**EXERCISE**
Copy every line that mentions the word "helpful".

Dataset items
_ _ _

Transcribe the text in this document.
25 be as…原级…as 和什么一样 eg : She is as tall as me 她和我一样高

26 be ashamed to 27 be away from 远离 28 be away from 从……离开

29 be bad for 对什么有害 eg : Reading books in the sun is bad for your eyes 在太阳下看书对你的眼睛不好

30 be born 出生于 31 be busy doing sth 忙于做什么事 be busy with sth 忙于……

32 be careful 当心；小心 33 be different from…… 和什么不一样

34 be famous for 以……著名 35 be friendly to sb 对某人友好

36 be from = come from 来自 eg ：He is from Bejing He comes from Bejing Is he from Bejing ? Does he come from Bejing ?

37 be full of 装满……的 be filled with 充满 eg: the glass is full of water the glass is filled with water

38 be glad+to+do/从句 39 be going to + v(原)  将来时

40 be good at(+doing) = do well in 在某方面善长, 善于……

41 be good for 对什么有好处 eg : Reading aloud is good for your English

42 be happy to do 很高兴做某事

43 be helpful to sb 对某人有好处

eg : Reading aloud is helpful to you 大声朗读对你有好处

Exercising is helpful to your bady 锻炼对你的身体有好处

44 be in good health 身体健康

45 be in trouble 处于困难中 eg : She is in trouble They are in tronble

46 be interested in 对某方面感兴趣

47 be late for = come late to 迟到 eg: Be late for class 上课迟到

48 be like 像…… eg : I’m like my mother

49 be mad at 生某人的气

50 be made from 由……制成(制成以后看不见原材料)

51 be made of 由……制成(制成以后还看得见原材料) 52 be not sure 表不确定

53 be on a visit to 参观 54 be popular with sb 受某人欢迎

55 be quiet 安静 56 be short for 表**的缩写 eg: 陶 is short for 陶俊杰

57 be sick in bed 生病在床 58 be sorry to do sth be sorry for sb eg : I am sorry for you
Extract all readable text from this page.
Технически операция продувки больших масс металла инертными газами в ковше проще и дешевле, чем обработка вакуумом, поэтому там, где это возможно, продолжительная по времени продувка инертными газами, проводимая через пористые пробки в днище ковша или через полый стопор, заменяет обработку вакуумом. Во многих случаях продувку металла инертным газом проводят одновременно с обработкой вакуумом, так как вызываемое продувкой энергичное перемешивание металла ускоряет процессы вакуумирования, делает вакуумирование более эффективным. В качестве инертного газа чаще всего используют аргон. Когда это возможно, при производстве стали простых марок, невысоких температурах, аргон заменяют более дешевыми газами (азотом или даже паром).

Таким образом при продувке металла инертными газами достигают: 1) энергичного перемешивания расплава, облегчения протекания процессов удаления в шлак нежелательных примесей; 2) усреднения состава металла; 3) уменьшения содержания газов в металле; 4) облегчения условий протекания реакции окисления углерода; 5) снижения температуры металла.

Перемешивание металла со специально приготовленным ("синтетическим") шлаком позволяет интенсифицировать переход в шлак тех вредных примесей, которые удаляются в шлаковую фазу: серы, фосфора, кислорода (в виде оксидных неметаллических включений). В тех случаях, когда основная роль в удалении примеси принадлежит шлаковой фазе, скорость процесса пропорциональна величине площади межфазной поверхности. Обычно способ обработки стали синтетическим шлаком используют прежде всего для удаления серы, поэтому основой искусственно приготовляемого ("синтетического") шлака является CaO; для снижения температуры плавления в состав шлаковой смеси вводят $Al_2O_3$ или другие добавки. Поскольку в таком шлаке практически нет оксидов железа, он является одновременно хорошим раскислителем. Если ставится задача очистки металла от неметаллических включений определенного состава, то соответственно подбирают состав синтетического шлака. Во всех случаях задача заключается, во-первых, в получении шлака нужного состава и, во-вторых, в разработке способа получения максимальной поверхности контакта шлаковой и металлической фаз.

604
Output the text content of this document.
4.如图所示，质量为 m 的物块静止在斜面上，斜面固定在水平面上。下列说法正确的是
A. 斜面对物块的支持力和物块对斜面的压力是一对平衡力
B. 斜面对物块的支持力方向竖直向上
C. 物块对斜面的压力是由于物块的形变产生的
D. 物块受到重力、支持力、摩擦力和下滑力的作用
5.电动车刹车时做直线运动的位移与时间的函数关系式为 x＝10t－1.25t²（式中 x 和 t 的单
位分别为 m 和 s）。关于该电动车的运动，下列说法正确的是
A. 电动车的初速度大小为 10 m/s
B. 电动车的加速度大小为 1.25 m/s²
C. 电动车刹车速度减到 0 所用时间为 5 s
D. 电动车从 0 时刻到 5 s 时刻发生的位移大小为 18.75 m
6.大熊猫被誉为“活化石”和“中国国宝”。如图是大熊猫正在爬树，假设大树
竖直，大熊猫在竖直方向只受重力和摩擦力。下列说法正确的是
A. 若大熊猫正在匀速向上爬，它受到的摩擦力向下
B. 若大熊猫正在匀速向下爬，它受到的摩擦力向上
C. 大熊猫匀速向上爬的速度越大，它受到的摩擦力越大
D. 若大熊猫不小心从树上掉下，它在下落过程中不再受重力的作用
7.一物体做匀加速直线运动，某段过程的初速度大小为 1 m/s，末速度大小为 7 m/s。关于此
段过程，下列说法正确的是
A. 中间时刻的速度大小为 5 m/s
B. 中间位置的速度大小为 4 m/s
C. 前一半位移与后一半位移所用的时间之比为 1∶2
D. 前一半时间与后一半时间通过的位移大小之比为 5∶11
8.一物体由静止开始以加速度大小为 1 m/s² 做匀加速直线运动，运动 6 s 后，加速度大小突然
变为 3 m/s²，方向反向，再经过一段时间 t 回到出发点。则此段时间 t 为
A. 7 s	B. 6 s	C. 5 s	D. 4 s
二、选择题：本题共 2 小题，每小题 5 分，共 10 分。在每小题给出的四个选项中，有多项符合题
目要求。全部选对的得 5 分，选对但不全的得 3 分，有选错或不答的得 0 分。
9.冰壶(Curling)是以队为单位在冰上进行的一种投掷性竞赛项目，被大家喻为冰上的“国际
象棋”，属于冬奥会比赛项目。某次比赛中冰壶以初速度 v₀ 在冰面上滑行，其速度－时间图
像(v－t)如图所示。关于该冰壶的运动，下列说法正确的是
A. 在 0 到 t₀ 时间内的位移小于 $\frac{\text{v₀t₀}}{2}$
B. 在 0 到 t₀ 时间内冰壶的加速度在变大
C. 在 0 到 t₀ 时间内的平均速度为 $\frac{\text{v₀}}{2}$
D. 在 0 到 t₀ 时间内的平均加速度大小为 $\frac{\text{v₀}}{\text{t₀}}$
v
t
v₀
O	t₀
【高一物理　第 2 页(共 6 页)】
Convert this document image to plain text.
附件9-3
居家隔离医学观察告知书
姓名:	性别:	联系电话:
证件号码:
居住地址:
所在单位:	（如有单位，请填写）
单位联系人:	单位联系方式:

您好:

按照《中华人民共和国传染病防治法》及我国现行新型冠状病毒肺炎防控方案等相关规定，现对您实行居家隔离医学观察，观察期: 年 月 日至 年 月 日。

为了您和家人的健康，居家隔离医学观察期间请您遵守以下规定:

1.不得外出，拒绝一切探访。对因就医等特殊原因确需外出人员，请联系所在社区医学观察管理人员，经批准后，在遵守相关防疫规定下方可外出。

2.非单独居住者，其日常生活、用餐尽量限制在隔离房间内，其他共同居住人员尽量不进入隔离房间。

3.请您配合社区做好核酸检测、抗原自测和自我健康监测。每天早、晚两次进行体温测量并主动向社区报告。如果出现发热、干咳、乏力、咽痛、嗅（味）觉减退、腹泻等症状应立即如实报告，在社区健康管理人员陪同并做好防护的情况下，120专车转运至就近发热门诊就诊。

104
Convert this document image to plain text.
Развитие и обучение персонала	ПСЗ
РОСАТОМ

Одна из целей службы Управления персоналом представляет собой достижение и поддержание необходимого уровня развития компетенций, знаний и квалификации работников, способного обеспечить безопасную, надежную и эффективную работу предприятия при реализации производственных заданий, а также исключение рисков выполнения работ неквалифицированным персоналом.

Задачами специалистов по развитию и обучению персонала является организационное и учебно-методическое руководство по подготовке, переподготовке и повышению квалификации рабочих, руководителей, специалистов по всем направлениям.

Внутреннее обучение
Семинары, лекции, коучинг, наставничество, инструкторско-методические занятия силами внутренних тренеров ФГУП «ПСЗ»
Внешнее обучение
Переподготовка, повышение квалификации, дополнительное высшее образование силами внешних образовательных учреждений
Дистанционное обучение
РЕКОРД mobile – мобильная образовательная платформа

_ _ _

**TASK RESULT**
43 be helpful to sb 对某人有好处
eg : Reading aloud is helpful to you 大声朗读对你有好处
Exercising is helpful to your bady 锻炼对你的身体有好处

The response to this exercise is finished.